### [Work to be completed]
Find each line with the word "icon" and state how many there are, nothing more.

Stored data entries
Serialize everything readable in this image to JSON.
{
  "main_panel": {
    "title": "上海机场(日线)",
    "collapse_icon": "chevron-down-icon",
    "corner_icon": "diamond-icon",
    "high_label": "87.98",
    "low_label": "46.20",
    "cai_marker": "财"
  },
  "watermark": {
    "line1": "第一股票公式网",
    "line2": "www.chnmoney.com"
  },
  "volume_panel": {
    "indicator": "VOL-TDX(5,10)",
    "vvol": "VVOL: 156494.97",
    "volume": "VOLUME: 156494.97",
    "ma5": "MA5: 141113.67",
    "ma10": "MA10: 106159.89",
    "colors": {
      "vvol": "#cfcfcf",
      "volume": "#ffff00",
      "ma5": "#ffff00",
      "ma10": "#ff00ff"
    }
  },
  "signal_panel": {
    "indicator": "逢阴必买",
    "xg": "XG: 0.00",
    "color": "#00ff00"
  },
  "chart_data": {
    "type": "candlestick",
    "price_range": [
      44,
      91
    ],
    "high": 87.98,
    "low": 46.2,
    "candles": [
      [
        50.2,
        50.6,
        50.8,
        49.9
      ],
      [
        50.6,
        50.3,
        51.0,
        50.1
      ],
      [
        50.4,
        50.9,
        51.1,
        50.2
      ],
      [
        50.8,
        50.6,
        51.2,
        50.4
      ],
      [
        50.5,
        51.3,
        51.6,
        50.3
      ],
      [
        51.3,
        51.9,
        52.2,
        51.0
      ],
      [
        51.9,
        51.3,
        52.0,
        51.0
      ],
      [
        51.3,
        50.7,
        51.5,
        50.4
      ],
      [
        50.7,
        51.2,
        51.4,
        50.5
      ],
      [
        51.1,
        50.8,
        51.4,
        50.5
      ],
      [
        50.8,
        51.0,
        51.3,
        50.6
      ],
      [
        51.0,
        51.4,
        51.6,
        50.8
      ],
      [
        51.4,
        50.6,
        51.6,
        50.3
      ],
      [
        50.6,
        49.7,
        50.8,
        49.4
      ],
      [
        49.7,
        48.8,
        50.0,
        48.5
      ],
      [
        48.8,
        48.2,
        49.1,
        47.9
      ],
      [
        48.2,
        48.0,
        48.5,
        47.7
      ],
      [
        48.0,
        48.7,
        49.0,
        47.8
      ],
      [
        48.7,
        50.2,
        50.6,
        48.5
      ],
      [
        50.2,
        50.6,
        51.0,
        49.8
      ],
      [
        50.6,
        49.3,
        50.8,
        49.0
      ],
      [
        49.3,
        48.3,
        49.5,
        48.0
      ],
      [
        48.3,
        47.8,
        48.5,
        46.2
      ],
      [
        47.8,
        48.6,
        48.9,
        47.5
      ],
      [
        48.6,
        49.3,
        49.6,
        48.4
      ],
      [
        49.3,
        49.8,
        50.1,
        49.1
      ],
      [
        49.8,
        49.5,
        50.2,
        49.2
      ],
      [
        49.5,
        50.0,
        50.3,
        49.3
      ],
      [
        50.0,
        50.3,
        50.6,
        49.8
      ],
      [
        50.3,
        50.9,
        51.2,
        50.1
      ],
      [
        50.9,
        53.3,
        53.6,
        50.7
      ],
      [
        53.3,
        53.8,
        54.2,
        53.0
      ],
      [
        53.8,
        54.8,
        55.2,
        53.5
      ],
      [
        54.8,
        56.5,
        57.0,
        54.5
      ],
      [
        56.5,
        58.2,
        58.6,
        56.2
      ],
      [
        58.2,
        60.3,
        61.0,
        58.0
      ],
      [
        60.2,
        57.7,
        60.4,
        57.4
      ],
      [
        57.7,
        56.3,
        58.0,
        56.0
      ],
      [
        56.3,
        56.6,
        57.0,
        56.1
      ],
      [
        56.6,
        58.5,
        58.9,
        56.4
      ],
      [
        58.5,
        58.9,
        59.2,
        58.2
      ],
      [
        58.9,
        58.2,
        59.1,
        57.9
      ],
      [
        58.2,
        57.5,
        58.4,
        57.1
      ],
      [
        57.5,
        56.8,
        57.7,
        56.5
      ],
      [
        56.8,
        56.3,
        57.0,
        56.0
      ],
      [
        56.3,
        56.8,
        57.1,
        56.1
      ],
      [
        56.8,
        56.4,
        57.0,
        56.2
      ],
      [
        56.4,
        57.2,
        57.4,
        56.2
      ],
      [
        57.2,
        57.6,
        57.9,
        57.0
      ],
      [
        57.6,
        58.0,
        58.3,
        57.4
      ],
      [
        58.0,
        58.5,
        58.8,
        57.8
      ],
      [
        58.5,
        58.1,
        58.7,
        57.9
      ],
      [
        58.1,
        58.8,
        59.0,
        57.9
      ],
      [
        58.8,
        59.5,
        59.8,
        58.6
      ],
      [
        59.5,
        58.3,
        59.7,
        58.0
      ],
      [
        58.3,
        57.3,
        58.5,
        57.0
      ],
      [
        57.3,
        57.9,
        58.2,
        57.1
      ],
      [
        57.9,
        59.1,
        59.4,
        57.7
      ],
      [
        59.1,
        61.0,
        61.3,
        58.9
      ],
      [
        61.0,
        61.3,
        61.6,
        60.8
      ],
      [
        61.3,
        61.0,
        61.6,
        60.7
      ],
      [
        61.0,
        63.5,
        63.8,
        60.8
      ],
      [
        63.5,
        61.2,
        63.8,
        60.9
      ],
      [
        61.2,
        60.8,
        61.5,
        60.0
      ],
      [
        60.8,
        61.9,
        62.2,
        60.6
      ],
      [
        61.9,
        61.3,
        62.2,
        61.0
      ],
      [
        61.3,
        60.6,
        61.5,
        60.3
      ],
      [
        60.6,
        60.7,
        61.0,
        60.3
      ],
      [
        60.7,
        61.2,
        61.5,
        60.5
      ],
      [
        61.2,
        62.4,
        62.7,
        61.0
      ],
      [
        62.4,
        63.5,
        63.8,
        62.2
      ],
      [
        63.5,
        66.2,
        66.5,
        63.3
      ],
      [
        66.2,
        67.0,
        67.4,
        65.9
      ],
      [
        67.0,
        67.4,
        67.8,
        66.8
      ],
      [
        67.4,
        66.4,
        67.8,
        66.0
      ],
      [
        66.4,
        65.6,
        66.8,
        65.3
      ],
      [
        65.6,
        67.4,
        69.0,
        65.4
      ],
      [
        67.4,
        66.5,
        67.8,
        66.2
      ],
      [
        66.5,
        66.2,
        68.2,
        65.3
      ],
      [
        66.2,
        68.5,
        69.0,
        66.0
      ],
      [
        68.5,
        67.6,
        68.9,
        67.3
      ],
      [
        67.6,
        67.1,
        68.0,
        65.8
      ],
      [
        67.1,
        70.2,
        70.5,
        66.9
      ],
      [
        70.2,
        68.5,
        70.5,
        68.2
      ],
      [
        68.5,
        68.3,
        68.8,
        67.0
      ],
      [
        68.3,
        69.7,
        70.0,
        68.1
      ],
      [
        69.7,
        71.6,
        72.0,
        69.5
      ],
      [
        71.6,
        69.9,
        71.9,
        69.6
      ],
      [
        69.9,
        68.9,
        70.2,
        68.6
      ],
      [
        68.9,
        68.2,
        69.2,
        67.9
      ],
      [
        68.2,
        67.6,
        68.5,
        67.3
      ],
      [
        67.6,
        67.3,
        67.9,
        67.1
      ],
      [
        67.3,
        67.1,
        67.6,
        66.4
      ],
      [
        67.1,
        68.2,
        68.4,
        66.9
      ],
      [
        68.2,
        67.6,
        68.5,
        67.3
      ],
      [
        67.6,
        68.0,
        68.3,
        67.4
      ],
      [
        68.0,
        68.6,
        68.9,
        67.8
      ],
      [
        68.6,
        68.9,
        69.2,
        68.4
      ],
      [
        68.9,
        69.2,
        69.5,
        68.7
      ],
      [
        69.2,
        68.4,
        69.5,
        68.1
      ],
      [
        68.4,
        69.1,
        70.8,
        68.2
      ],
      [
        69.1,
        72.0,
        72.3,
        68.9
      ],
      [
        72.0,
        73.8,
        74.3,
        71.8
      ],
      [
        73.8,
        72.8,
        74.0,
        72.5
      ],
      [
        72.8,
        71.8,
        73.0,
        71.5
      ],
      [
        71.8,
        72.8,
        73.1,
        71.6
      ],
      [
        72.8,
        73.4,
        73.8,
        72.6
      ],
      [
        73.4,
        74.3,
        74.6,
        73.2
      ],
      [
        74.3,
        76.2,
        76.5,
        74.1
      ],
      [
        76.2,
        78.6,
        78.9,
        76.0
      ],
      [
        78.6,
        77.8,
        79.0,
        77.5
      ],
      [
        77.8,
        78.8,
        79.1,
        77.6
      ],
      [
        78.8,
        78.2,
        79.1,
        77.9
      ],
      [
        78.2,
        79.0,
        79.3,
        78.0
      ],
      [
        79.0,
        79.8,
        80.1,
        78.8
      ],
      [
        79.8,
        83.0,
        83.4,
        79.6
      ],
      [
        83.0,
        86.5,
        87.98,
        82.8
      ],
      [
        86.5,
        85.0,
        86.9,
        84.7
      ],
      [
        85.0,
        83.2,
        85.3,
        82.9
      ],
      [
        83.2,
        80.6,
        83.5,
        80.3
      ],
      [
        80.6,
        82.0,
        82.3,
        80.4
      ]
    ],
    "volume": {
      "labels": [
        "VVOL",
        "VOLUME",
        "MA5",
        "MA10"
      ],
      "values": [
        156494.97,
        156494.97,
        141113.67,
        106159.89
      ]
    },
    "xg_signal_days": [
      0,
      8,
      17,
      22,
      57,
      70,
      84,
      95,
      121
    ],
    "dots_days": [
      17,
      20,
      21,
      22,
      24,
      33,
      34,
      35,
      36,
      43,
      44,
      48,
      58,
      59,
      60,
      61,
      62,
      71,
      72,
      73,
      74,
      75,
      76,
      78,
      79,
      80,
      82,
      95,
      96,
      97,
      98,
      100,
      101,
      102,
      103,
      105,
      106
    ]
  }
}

### [Problem solution]
2